### PROVIDED RECORDS ###

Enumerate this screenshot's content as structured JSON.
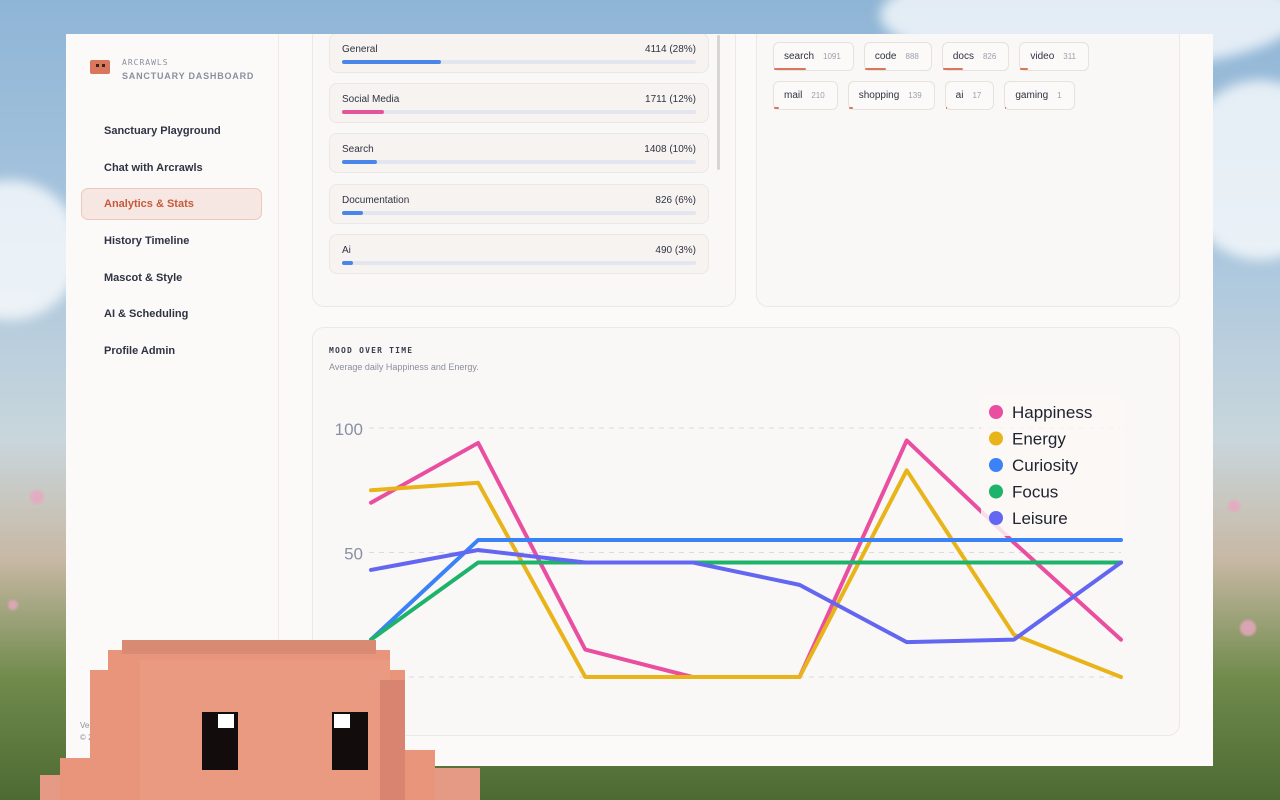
{
  "brand": {
    "small": "ARCRAWLS",
    "title": "SANCTUARY DASHBOARD"
  },
  "nav": [
    {
      "label": "Sanctuary Playground",
      "active": false
    },
    {
      "label": "Chat with Arcrawls",
      "active": false
    },
    {
      "label": "Analytics & Stats",
      "active": true
    },
    {
      "label": "History Timeline",
      "active": false
    },
    {
      "label": "Mascot & Style",
      "active": false
    },
    {
      "label": "AI & Scheduling",
      "active": false
    },
    {
      "label": "Profile Admin",
      "active": false
    }
  ],
  "footer": {
    "line1": "Ver",
    "line2": "© 2"
  },
  "categories": [
    {
      "name": "General",
      "count": "4114 (28%)",
      "fraction": 0.28,
      "color": "#4a86e8"
    },
    {
      "name": "Social Media",
      "count": "1711 (12%)",
      "fraction": 0.12,
      "color": "#e2559a"
    },
    {
      "name": "Search",
      "count": "1408 (10%)",
      "fraction": 0.1,
      "color": "#4a86e8"
    },
    {
      "name": "Documentation",
      "count": "826 (6%)",
      "fraction": 0.06,
      "color": "#4a86e8"
    },
    {
      "name": "Ai",
      "count": "490 (3%)",
      "fraction": 0.03,
      "color": "#4a86e8"
    }
  ],
  "tags": [
    [
      {
        "name": "search",
        "count": "1091"
      },
      {
        "name": "code",
        "count": "888"
      },
      {
        "name": "docs",
        "count": "826"
      },
      {
        "name": "video",
        "count": "311"
      }
    ],
    [
      {
        "name": "mail",
        "count": "210"
      },
      {
        "name": "shopping",
        "count": "139"
      },
      {
        "name": "ai",
        "count": "17"
      },
      {
        "name": "gaming",
        "count": "1"
      }
    ]
  ],
  "chart": {
    "title": "MOOD OVER TIME",
    "subtitle": "Average daily Happiness and Energy."
  },
  "chart_data": {
    "type": "line",
    "title": "MOOD OVER TIME",
    "subtitle": "Average daily Happiness and Energy.",
    "x": [
      0,
      1,
      2,
      3,
      4,
      5,
      6,
      7
    ],
    "ylim": [
      0,
      100
    ],
    "yticks": [
      50,
      100
    ],
    "grid": true,
    "legend": "top-right",
    "series": [
      {
        "name": "Happiness",
        "color": "#e94ea0",
        "values": [
          70,
          94,
          11,
          0,
          0,
          95,
          54,
          15
        ]
      },
      {
        "name": "Energy",
        "color": "#e8b41a",
        "values": [
          75,
          78,
          0,
          0,
          0,
          83,
          17,
          0
        ]
      },
      {
        "name": "Curiosity",
        "color": "#3b82f6",
        "values": [
          15,
          55,
          55,
          55,
          55,
          55,
          55,
          55
        ]
      },
      {
        "name": "Focus",
        "color": "#1db36a",
        "values": [
          15,
          46,
          46,
          46,
          46,
          46,
          46,
          46
        ]
      },
      {
        "name": "Leisure",
        "color": "#6366f1",
        "values": [
          43,
          51,
          46,
          46,
          37,
          14,
          15,
          46
        ]
      }
    ]
  }
}
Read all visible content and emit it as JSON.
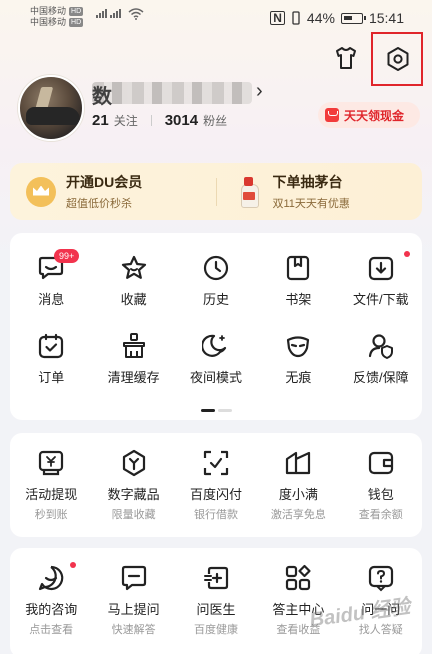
{
  "status_bar": {
    "carrier_1": "中国移动",
    "carrier_2": "中国移动",
    "hd": "HD",
    "battery": "44%",
    "time": "15:41",
    "nfc": "N"
  },
  "profile": {
    "name_visible": "数",
    "following_count": "21",
    "following_label": "关注",
    "followers_count": "3014",
    "followers_label": "粉丝",
    "cash_button": "天天领现金"
  },
  "promo": {
    "left": {
      "title": "开通DU会员",
      "subtitle": "超值低价秒杀",
      "icon": "crown-icon"
    },
    "right": {
      "title": "下单抽茅台",
      "subtitle": "双11天天有优惠",
      "icon": "bottle-icon"
    }
  },
  "tools": [
    {
      "label": "消息",
      "icon": "message-icon",
      "badge": "99+"
    },
    {
      "label": "收藏",
      "icon": "star-icon"
    },
    {
      "label": "历史",
      "icon": "clock-icon"
    },
    {
      "label": "书架",
      "icon": "bookshelf-icon"
    },
    {
      "label": "文件/下载",
      "icon": "download-icon",
      "dot": true
    },
    {
      "label": "订单",
      "icon": "order-icon"
    },
    {
      "label": "清理缓存",
      "icon": "clean-icon"
    },
    {
      "label": "夜间模式",
      "icon": "moon-icon"
    },
    {
      "label": "无痕",
      "icon": "mask-icon"
    },
    {
      "label": "反馈/保障",
      "icon": "feedback-icon"
    }
  ],
  "finance": [
    {
      "label": "活动提现",
      "sub": "秒到账",
      "icon": "withdraw-icon"
    },
    {
      "label": "数字藏品",
      "sub": "限量收藏",
      "icon": "collectible-icon"
    },
    {
      "label": "百度闪付",
      "sub": "银行借款",
      "icon": "flashpay-icon"
    },
    {
      "label": "度小满",
      "sub": "激活享免息",
      "icon": "duxiaoman-icon"
    },
    {
      "label": "钱包",
      "sub": "查看余额",
      "icon": "wallet-icon"
    }
  ],
  "services": [
    {
      "label": "我的咨询",
      "sub": "点击查看",
      "icon": "consult-icon",
      "dot": true
    },
    {
      "label": "马上提问",
      "sub": "快速解答",
      "icon": "ask-icon"
    },
    {
      "label": "问医生",
      "sub": "百度健康",
      "icon": "doctor-icon"
    },
    {
      "label": "答主中心",
      "sub": "查看收益",
      "icon": "answerer-icon"
    },
    {
      "label": "问一问",
      "sub": "找人答疑",
      "icon": "question-icon"
    }
  ],
  "watermark": "Baidu 经验",
  "colors": {
    "accent_red": "#e0252b",
    "badge_red": "#f2334d",
    "promo_bg": "#fdf3dc",
    "highlight_box": "#e0252b"
  }
}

###

Gather up every line in the data above that contains the word "Energy", copying each one.

    "subtitle": "Average daily Happiness and Energy."
    "subtitle": "Average daily Happiness and Energy.",
        "name": "Energy",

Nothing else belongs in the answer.